**What is required**: Restate the records below word for word.

***** Excerpted data

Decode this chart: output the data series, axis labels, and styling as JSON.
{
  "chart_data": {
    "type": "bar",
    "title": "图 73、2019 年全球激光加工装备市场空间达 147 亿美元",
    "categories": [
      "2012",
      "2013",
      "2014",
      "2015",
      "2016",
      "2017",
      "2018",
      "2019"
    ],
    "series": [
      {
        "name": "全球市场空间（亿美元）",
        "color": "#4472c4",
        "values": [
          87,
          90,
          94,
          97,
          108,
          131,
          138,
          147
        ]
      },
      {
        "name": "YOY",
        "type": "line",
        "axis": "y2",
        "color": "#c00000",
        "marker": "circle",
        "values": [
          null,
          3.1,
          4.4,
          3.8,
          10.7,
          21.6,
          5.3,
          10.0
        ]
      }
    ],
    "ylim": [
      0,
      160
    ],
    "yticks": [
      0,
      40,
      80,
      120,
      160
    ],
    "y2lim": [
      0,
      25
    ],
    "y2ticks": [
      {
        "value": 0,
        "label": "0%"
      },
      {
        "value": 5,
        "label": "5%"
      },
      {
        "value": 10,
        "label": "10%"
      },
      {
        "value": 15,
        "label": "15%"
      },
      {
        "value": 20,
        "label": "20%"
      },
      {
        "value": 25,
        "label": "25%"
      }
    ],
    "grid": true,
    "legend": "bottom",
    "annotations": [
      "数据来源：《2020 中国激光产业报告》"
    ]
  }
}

**********

**Answer**:
Decode this chart: output the data series, axis labels, and styling as JSON.
{
  "chart_data": {
    "type": "bar",
    "title": "图 73、2019 年全球激光加工装备市场空间达 147 亿美元",
    "categories": [
      "2012",
      "2013",
      "2014",
      "2015",
      "2016",
      "2017",
      "2018",
      "2019"
    ],
    "series": [
      {
        "name": "全球市场空间（亿美元）",
        "color": "#4472c4",
        "values": [
          87,
          90,
          94,
          97,
          108,
          131,
          138,
          147
        ]
      },
      {
        "name": "YOY",
        "type": "line",
        "axis": "y2",
        "color": "#c00000",
        "marker": "circle",
        "values": [
          null,
          3.1,
          4.4,
          3.8,
          10.7,
          21.6,
          5.3,
          10.0
        ]
      }
    ],
    "ylim": [
      0,
      160
    ],
    "yticks": [
      0,
      40,
      80,
      120,
      160
    ],
    "y2lim": [
      0,
      25
    ],
    "y2ticks": [
      {
        "value": 0,
        "label": "0%"
      },
      {
        "value": 5,
        "label": "5%"
      },
      {
        "value": 10,
        "label": "10%"
      },
      {
        "value": 15,
        "label": "15%"
      },
      {
        "value": 20,
        "label": "20%"
      },
      {
        "value": 25,
        "label": "25%"
      }
    ],
    "grid": true,
    "legend": "bottom",
    "annotations": [
      "数据来源：《2020 中国激光产业报告》"
    ]
  }
}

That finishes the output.